- [Task brief]:
Copy out each line of the material below with no changes.

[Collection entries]

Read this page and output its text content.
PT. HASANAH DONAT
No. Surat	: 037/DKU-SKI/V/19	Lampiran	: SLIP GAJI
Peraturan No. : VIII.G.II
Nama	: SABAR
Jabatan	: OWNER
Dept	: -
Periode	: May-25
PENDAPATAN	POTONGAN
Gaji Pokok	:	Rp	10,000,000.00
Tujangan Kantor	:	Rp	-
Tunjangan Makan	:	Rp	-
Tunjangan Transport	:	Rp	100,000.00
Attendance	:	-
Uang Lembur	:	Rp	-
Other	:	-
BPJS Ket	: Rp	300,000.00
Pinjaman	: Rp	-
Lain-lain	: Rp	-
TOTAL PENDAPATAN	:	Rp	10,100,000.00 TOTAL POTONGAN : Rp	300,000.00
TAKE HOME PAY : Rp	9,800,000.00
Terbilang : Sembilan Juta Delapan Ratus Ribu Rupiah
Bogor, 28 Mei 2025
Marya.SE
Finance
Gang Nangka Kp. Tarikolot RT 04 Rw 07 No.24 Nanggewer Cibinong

- [Exercise response]:
Read this page and output its text content.
PT. HASANAH DONAT
No. Surat	: 037/DKU-SKI/V/19	Lampiran	: SLIP GAJI
Peraturan No. : VIII.G.II
Nama	: SABAR
Jabatan	: OWNER
Dept	: -
Periode	: May-25
PENDAPATAN	POTONGAN
Gaji Pokok	:	Rp	10,000,000.00
Tujangan Kantor	:	Rp	-
Tunjangan Makan	:	Rp	-
Tunjangan Transport	:	Rp	100,000.00
Attendance	:	-
Uang Lembur	:	Rp	-
Other	:	-
BPJS Ket	: Rp	300,000.00
Pinjaman	: Rp	-
Lain-lain	: Rp	-
TOTAL PENDAPATAN	:	Rp	10,100,000.00 TOTAL POTONGAN : Rp	300,000.00
TAKE HOME PAY : Rp	9,800,000.00
Terbilang : Sembilan Juta Delapan Ratus Ribu Rupiah
Bogor, 28 Mei 2025
Marya.SE
Finance
Gang Nangka Kp. Tarikolot RT 04 Rw 07 No.24 Nanggewer Cibinong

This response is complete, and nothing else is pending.